>> start MATERIALS PROVIDED

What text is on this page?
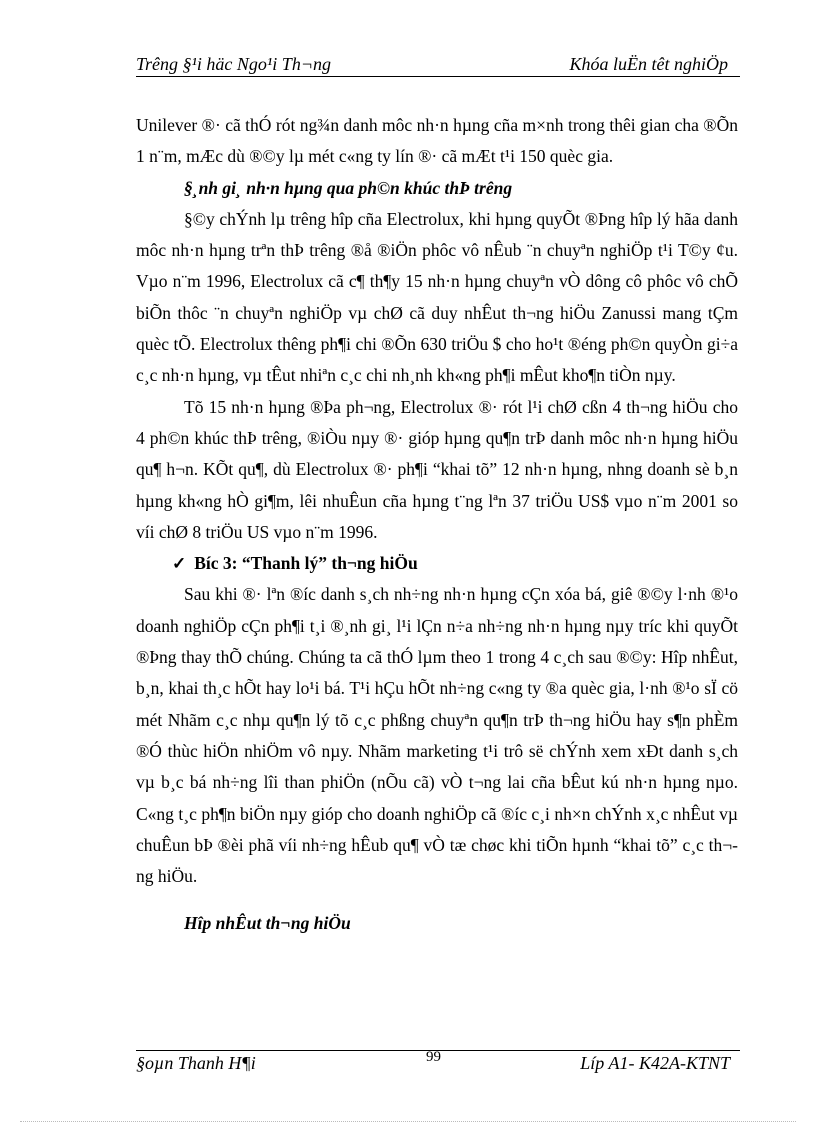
Trêng §¹i häc Ngo¹i Th¬ng	Khóa luËn têt nghiÖp

Unilever ®· cã thÓ rót ng¾n danh môc nh·n hµng cña m×nh trong thêi gian cha ®Õn 1 n¨m, mÆc dù ®©y lµ mét c«ng ty lín ®· cã mÆt t¹i 150 quèc gia.

§¸nh gi¸ nh·n hµng qua ph©n khúc thÞ trêng

§©y chÝnh lµ trêng hîp cña Electrolux, khi hµng quyÕt ®Þng hîp lý hãa danh môc nh·n hµng trªn thÞ trêng ®å ®iÖn phôc vô nÊub ¨n chuyªn nghiÖp t¹i T©y ¢u. Vµo n¨m 1996, Electrolux cã c¶ th¶y 15 nh·n hµng chuyªn vÒ dông cô phôc vô chÕ biÕn thôc ¨n chuyªn nghiÖp vµ chØ cã duy nhÊut th¬ng hiÖu Zanussi mang tÇm quèc tÕ. Electrolux thêng ph¶i chi ®Õn 630 triÖu $ cho ho¹t ®éng ph©n quyÒn gi÷a c¸c nh·n hµng, vµ tÊut nhiªn c¸c chi nh¸nh kh«ng ph¶i mÊut kho¶n tiÒn nµy.

Tõ 15 nh·n hµng ®Þa ph¬ng, Electrolux ®· rót l¹i chØ cßn 4 th¬ng hiÖu cho 4 ph©n khúc thÞ trêng, ®iÒu nµy ®· gióp hµng qu¶n trÞ danh môc nh·n hµng hiÖu qu¶ h¬n. KÕt qu¶, dù Electrolux ®· ph¶i “khai tõ” 12 nh·n hµng, nhng doanh sè b¸n hµng kh«ng hÒ gi¶m, lêi nhuÊun cña hµng t¨ng lªn 37 triÖu US$ vµo n¨m 2001 so víi chØ 8 triÖu US vµo n¨m 1996.

✓ Bíc 3: “Thanh lý” th¬ng hiÖu

Sau khi ®· lªn ®íc danh s¸ch nh÷ng nh·n hµng cÇn xóa bá, giê ®©y l·nh ®¹o doanh nghiÖp cÇn ph¶i t¸i ®¸nh gi¸ l¹i lÇn n÷a nh÷ng nh·n hµng nµy tríc khi quyÕt ®Þng thay thÕ chúng. Chúng ta cã thÓ lµm theo 1 trong 4 c¸ch sau ®©y: Hîp nhÊut, b¸n, khai th¸c hÕt hay lo¹i bá. T¹i hÇu hÕt nh÷ng c«ng ty ®a quèc gia, l·nh ®¹o sÏ cö mét Nhãm c¸c nhµ qu¶n lý tõ c¸c phßng chuyªn qu¶n trÞ th¬ng hiÖu hay s¶n phÈm ®Ó thùc hiÖn nhiÖm vô nµy. Nhãm marketing t¹i trô së chÝnh xem xÐt danh s¸ch vµ b¸c bá nh÷ng lîi than phiÖn (nÕu cã) vÒ t¬ng lai cña bÊut kú nh·n hµng nµo. C«ng t¸c ph¶n biÖn nµy gióp cho doanh nghiÖp cã ®íc c¸i nh×n chÝnh x¸c nhÊut vµ chuÊun bÞ ®èi phã víi nh÷ng hÊub qu¶ vÒ tæ chøc khi tiÕn hµnh “khai tõ” c¸c th¬ng hiÖu.

Hîp nhÊut th¬ng hiÖu

§oµn Thanh H¶i	99	Líp A1- K42A-KTNT
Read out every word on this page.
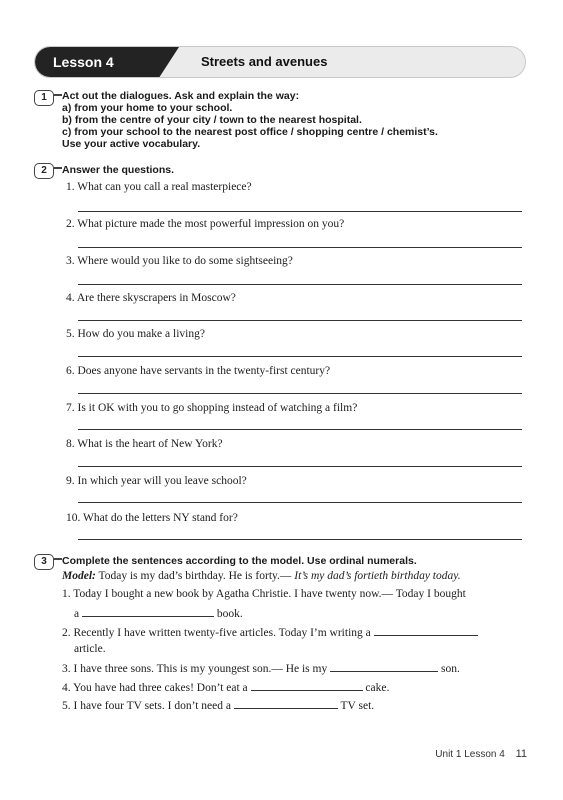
Lesson 4	Streets and avenues
1	Act out the dialogues. Ask and explain the way:
a) from your home to your school.
b) from the centre of your city / town to the nearest hospital.
c) from your school to the nearest post office / shopping centre / chemist’s.
Use your active vocabulary.
2	Answer the questions.
1. What can you call a real masterpiece?
2. What picture made the most powerful impression on you?
3. Where would you like to do some sightseeing?
4. Are there skyscrapers in Moscow?
5. How do you make a living?
6. Does anyone have servants in the twenty-first century?
7. Is it OK with you to go shopping instead of watching a film?
8. What is the heart of New York?
9. In which year will you leave school?
10. What do the letters NY stand for?
3	Complete the sentences according to the model. Use ordinal numerals.
Model: Today is my dad’s birthday. He is forty.— It’s my dad’s fortieth birthday today.
1. Today I bought a new book by Agatha Christie. I have twenty now.— Today I bought
a	book.
2. Recently I have written twenty-five articles. Today I’m writing a
article.
3. I have three sons. This is my youngest son.— He is my	son.
4. You have had three cakes! Don’t eat a	cake.
5. I have four TV sets. I don’t need a	TV set.
Unit 1 Lesson 4 11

>> end MATERIALS PROVIDED

* PROBLEM TO SOLVE
Using the records given above, list every line that includes the word "quyÕt".

* EXERCISE RESULT
§©y chÝnh lµ trêng hîp cña Electrolux, khi hµng quyÕt ®Þng hîp lý hãa danh môc nh·n hµng trªn thÞ trêng ®å ®iÖn phôc vô nÊub ¨n chuyªn nghiÖp t¹i T©y ¢u. Vµo n¨m 1996, Electrolux cã c¶ th¶y 15 nh·n hµng chuyªn vÒ dông cô phôc vô chÕ biÕn thôc ¨n chuyªn nghiÖp vµ chØ cã duy nhÊut th¬ng hiÖu Zanussi mang tÇm quèc tÕ. Electrolux thêng ph¶i chi ®Õn 630 triÖu $ cho ho¹t ®éng ph©n quyÒn gi÷a c¸c nh·n hµng, vµ tÊut nhiªn c¸c chi nh¸nh kh«ng ph¶i mÊut kho¶n tiÒn nµy.
Sau khi ®· lªn ®íc danh s¸ch nh÷ng nh·n hµng cÇn xóa bá, giê ®©y l·nh ®¹o doanh nghiÖp cÇn ph¶i t¸i ®¸nh gi¸ l¹i lÇn n÷a nh÷ng nh·n hµng nµy tríc khi quyÕt ®Þng thay thÕ chúng. Chúng ta cã thÓ lµm theo 1 trong 4 c¸ch sau ®©y: Hîp nhÊut, b¸n, khai th¸c hÕt hay lo¹i bá. T¹i hÇu hÕt nh÷ng c«ng ty ®a quèc gia, l·nh ®¹o sÏ cö mét Nhãm c¸c nhµ qu¶n lý tõ c¸c phßng chuyªn qu¶n trÞ th¬ng hiÖu hay s¶n phÈm ®Ó thùc hiÖn nhiÖm vô nµy. Nhãm marketing t¹i trô së chÝnh xem xÐt danh s¸ch vµ b¸c bá nh÷ng lîi than phiÖn (nÕu cã) vÒ t¬ng lai cña bÊut kú nh·n hµng nµo. C«ng t¸c ph¶n biÖn nµy gióp cho doanh nghiÖp cã ®íc c¸i nh×n chÝnh x¸c nhÊut vµ chuÊun bÞ ®èi phã víi nh÷ng hÊub qu¶ vÒ tæ chøc khi tiÕn hµnh “khai tõ” c¸c th¬ng hiÖu.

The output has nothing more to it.